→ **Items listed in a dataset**
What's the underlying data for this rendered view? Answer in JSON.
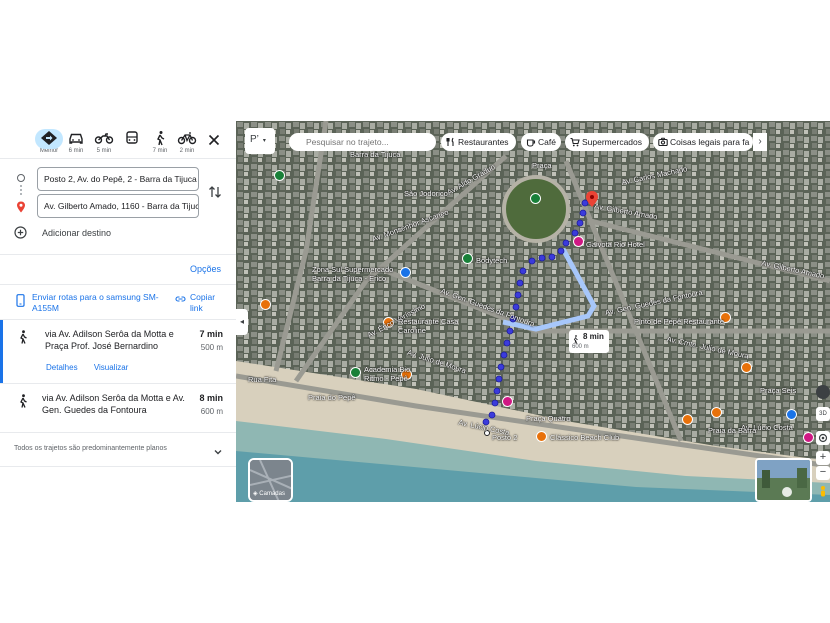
{
  "modes": [
    {
      "key": "best",
      "label": "Melhor",
      "icon": "diamond-directions-icon",
      "active": true
    },
    {
      "key": "car",
      "label": "6 min",
      "icon": "car-icon"
    },
    {
      "key": "moto",
      "label": "5 min",
      "icon": "motorcycle-icon"
    },
    {
      "key": "transit",
      "label": "",
      "icon": "bus-icon"
    },
    {
      "key": "walk",
      "label": "7 min",
      "icon": "walk-icon"
    },
    {
      "key": "bike",
      "label": "2 min",
      "icon": "bike-icon"
    }
  ],
  "origin": "Posto 2, Av. do Pepê, 2 - Barra da Tijuca",
  "destination": "Av. Gilberto Amado, 1160 - Barra da Tijuca",
  "add_destination": "Adicionar destino",
  "options_label": "Opções",
  "send_label": "Enviar rotas para o samsung SM-A155M",
  "copy_label": "Copiar link",
  "routes": [
    {
      "via": "via Av. Adilson Serôa da Motta e Praça Prof. José Bernardino",
      "time": "7 min",
      "distance": "500 m",
      "details": "Detalhes",
      "preview": "Visualizar"
    },
    {
      "via": "via Av. Adilson Serôa da Motta e Av. Gen. Guedes da Fontoura",
      "time": "8 min",
      "distance": "600 m"
    }
  ],
  "flat_note": "Todos os trajetos são predominantemente planos",
  "map": {
    "lang_label": "P’",
    "search_placeholder": "Pesquisar no trajeto...",
    "chips": [
      "Restaurantes",
      "Café",
      "Supermercados",
      "Coisas legais para fa"
    ],
    "route_box": {
      "time": "8 min",
      "distance": "600 m"
    },
    "layers_label": "Camadas",
    "labels": {
      "barra_tijuca": "Barra da Tijuca",
      "praca": "Praça",
      "carlos_machado": "Av. Carlos Machado",
      "aldo_graduo": "Av. Aldo Graduo",
      "sao_jodorico": "São Jodorico",
      "monsenhor": "Av. Monsenhor Ascaneo",
      "gilberto_amado": "Av. Gilberto Amado",
      "gilberto_amado_2": "Av. Gilberto Amado",
      "gaivota": "Gaivota Rio Hotel",
      "bodytech": "Bodytech",
      "zona_sul": "Zona Sul Supermercado Barra da Tijuca - Erico",
      "erico": "Av. Érico Veríssimo",
      "restaurante_casa": "Restaurante Casa Caroline",
      "guedes": "Av. Gen. Guedes da Fontoura",
      "guedes_2": "Av. Gen. Guedes da Fontoura",
      "julio": "Av. Julio de Moura",
      "pinto": "Pinto de Pepê Restaurante",
      "academia": "Academia Bio Ritmo - Pepê",
      "praia_pepe": "Praia do Pepê",
      "lucio": "Av. Lúcio Costa",
      "lucio_2": "Av. Lúcio Costa",
      "praca_quatro": "Praça Quatro",
      "posto2": "Posto 2",
      "classico": "Clássico Beach Club",
      "praca_seis": "Praça Seis",
      "praia_barra": "Praia da Barra",
      "cmte": "Av. Cmte. Júlio de Moura",
      "rua_fita": "Rua Fita"
    }
  }
}
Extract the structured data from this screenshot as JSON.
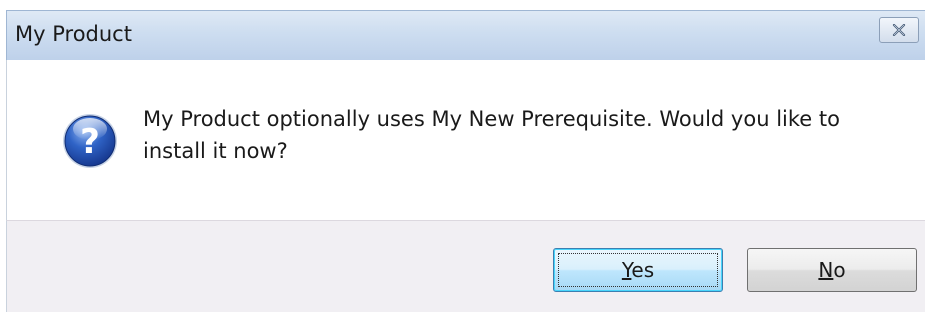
{
  "window": {
    "title": "My Product"
  },
  "message": {
    "text": "My Product optionally uses My New Prerequisite. Would you like to install it now?",
    "icon": "question-icon"
  },
  "buttons": {
    "yes": {
      "mnemonic": "Y",
      "rest": "es"
    },
    "no": {
      "mnemonic": "N",
      "rest": "o"
    }
  },
  "colors": {
    "titlebar": "#cdddf0",
    "footer": "#f1eff3",
    "default_button_border": "#3c7fb1",
    "icon_blue": "#1f4fa8"
  }
}
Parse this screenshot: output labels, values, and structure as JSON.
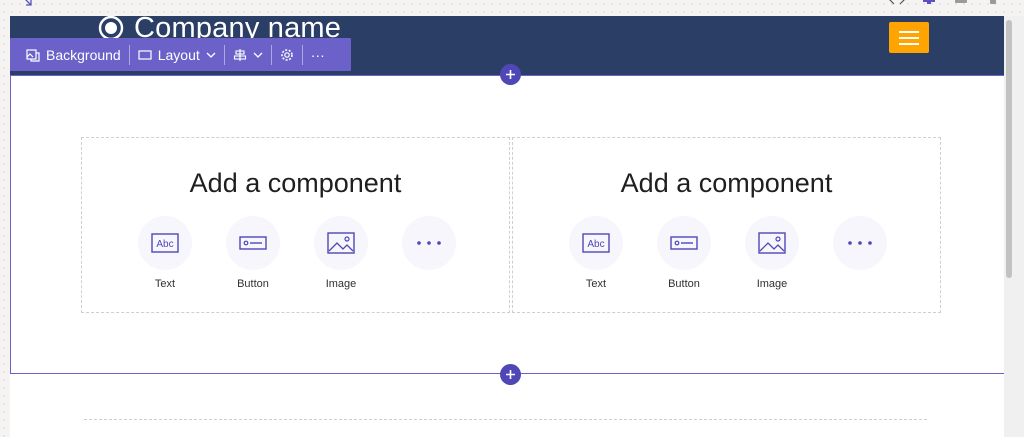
{
  "header": {
    "company_name": "Company name",
    "logo_icon": "circle-logo-icon",
    "menu_icon": "hamburger-menu-icon",
    "bg_color": "#2b3f66",
    "menu_color": "#ffa400"
  },
  "toolbar": {
    "background_label": "Background",
    "layout_label": "Layout",
    "align_icon": "align-icon",
    "settings_icon": "gear-icon",
    "more_label": "···",
    "bg_color": "#6b61c9"
  },
  "columns": [
    {
      "title": "Add a component",
      "options": [
        {
          "label": "Text",
          "icon": "text-abc-icon"
        },
        {
          "label": "Button",
          "icon": "button-icon"
        },
        {
          "label": "Image",
          "icon": "image-icon"
        },
        {
          "label": "",
          "icon": "more-dots-icon"
        }
      ]
    },
    {
      "title": "Add a component",
      "options": [
        {
          "label": "Text",
          "icon": "text-abc-icon"
        },
        {
          "label": "Button",
          "icon": "button-icon"
        },
        {
          "label": "Image",
          "icon": "image-icon"
        },
        {
          "label": "",
          "icon": "more-dots-icon"
        }
      ]
    }
  ],
  "accent_color": "#4e47b5"
}
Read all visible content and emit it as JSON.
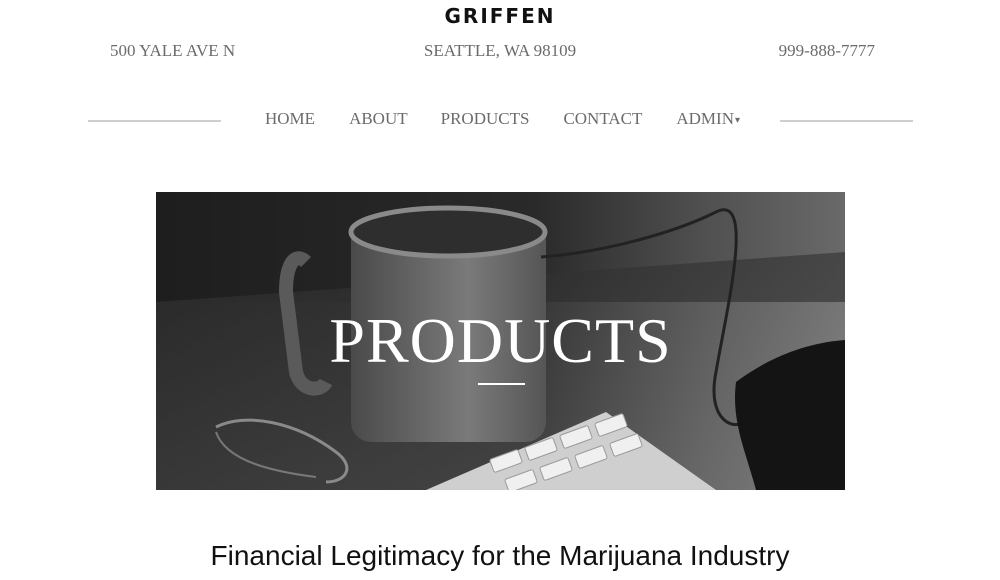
{
  "brand": {
    "name": "GRIFFEN"
  },
  "contact": {
    "address": "500 YALE AVE N",
    "city": "SEATTLE, WA 98109",
    "phone": "999-888-7777"
  },
  "nav": {
    "items": [
      {
        "label": "HOME"
      },
      {
        "label": "ABOUT"
      },
      {
        "label": "PRODUCTS"
      },
      {
        "label": "CONTACT"
      },
      {
        "label": "ADMIN"
      }
    ],
    "admin_dropdown_icon": "caret-down-icon"
  },
  "hero": {
    "title": "PRODUCTS",
    "image": "black-and-white photo of coffee mug, keyboard, cable and hand"
  },
  "main": {
    "heading": "Financial Legitimacy for the Marijuana Industry"
  },
  "colors": {
    "text_gray": "#6b6b6b",
    "rule_gray": "#cfcfcf",
    "heading_dark": "#111111",
    "hero_text": "#ffffff"
  }
}
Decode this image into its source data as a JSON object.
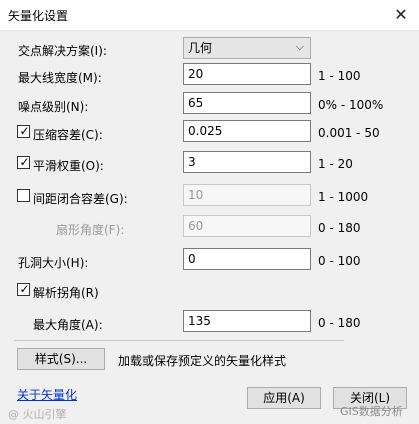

→ **Stated goal**
Transcribe the full listing character for character. Pictures are excluded.

→ **Exercise output**
What's the underlying data for this rendered view? Answer in JSON.
{
  "modes": [
    {
      "key": "best",
      "label": "Melhor",
      "icon": "diamond-directions-icon",
      "active": true
    },
    {
      "key": "car",
      "label": "6 min",
      "icon": "car-icon"
    },
    {
      "key": "moto",
      "label": "5 min",
      "icon": "motorcycle-icon"
    },
    {
      "key": "transit",
      "label": "",
      "icon": "bus-icon"
    },
    {
      "key": "walk",
      "label": "7 min",
      "icon": "walk-icon"
    },
    {
      "key": "bike",
      "label": "2 min",
      "icon": "bike-icon"
    }
  ],
  "origin": "Posto 2, Av. do Pepê, 2 - Barra da Tijuca",
  "destination": "Av. Gilberto Amado, 1160 - Barra da Tijuca",
  "add_destination": "Adicionar destino",
  "options_label": "Opções",
  "send_label": "Enviar rotas para o samsung SM-A155M",
  "copy_label": "Copiar link",
  "routes": [
    {
      "via": "via Av. Adilson Serôa da Motta e Praça Prof. José Bernardino",
      "time": "7 min",
      "distance": "500 m",
      "details": "Detalhes",
      "preview": "Visualizar"
    },
    {
      "via": "via Av. Adilson Serôa da Motta e Av. Gen. Guedes da Fontoura",
      "time": "8 min",
      "distance": "600 m"
    }
  ],
  "flat_note": "Todos os trajetos são predominantemente planos",
  "map": {
    "lang_label": "P’",
    "search_placeholder": "Pesquisar no trajeto...",
    "chips": [
      "Restaurantes",
      "Café",
      "Supermercados",
      "Coisas legais para fa"
    ],
    "route_box": {
      "time": "8 min",
      "distance": "600 m"
    },
    "layers_label": "Camadas",
    "labels": {
      "barra_tijuca": "Barra da Tijuca",
      "praca": "Praça",
      "carlos_machado": "Av. Carlos Machado",
      "aldo_graduo": "Av. Aldo Graduo",
      "sao_jodorico": "São Jodorico",
      "monsenhor": "Av. Monsenhor Ascaneo",
      "gilberto_amado": "Av. Gilberto Amado",
      "gilberto_amado_2": "Av. Gilberto Amado",
      "gaivota": "Gaivota Rio Hotel",
      "bodytech": "Bodytech",
      "zona_sul": "Zona Sul Supermercado Barra da Tijuca - Erico",
      "erico": "Av. Érico Veríssimo",
      "restaurante_casa": "Restaurante Casa Caroline",
      "guedes": "Av. Gen. Guedes da Fontoura",
      "guedes_2": "Av. Gen. Guedes da Fontoura",
      "julio": "Av. Julio de Moura",
      "pinto": "Pinto de Pepê Restaurante",
      "academia": "Academia Bio Ritmo - Pepê",
      "praia_pepe": "Praia do Pepê",
      "lucio": "Av. Lúcio Costa",
      "lucio_2": "Av. Lúcio Costa",
      "praca_quatro": "Praça Quatro",
      "posto2": "Posto 2",
      "classico": "Clássico Beach Club",
      "praca_seis": "Praça Seis",
      "praia_barra": "Praia da Barra",
      "cmte": "Av. Cmte. Júlio de Moura",
      "rua_fita": "Rua Fita"
    }
  }
}
Extract the structured data from this screenshot as JSON.
{
  "window": {
    "title": "My Product"
  },
  "message": {
    "text": "My Product optionally uses My New Prerequisite. Would you like to install it now?",
    "icon": "question-icon"
  },
  "buttons": {
    "yes": {
      "mnemonic": "Y",
      "rest": "es"
    },
    "no": {
      "mnemonic": "N",
      "rest": "o"
    }
  },
  "colors": {
    "titlebar": "#cdddf0",
    "footer": "#f1eff3",
    "default_button_border": "#3c7fb1",
    "icon_blue": "#1f4fa8"
  }
}
Parse this screenshot: output labels, values, and structure as JSON.
{
  "header": {
    "company_name": "Company name",
    "logo_icon": "circle-logo-icon",
    "menu_icon": "hamburger-menu-icon",
    "bg_color": "#2b3f66",
    "menu_color": "#ffa400"
  },
  "toolbar": {
    "background_label": "Background",
    "layout_label": "Layout",
    "align_icon": "align-icon",
    "settings_icon": "gear-icon",
    "more_label": "···",
    "bg_color": "#6b61c9"
  },
  "columns": [
    {
      "title": "Add a component",
      "options": [
        {
          "label": "Text",
          "icon": "text-abc-icon"
        },
        {
          "label": "Button",
          "icon": "button-icon"
        },
        {
          "label": "Image",
          "icon": "image-icon"
        },
        {
          "label": "",
          "icon": "more-dots-icon"
        }
      ]
    },
    {
      "title": "Add a component",
      "options": [
        {
          "label": "Text",
          "icon": "text-abc-icon"
        },
        {
          "label": "Button",
          "icon": "button-icon"
        },
        {
          "label": "Image",
          "icon": "image-icon"
        },
        {
          "label": "",
          "icon": "more-dots-icon"
        }
      ]
    }
  ],
  "accent_color": "#4e47b5"
}
Read all visible content and emit it as JSON.
{
  "brand": {
    "name": "GRIFFEN"
  },
  "contact": {
    "address": "500 YALE AVE N",
    "city": "SEATTLE, WA 98109",
    "phone": "999-888-7777"
  },
  "nav": {
    "items": [
      {
        "label": "HOME"
      },
      {
        "label": "ABOUT"
      },
      {
        "label": "PRODUCTS"
      },
      {
        "label": "CONTACT"
      },
      {
        "label": "ADMIN"
      }
    ],
    "admin_dropdown_icon": "caret-down-icon"
  },
  "hero": {
    "title": "PRODUCTS",
    "image": "black-and-white photo of coffee mug, keyboard, cable and hand"
  },
  "main": {
    "heading": "Financial Legitimacy for the Marijuana Industry"
  },
  "colors": {
    "text_gray": "#6b6b6b",
    "rule_gray": "#cfcfcf",
    "heading_dark": "#111111",
    "hero_text": "#ffffff"
  }
}
Decode this image into its source data as a JSON object.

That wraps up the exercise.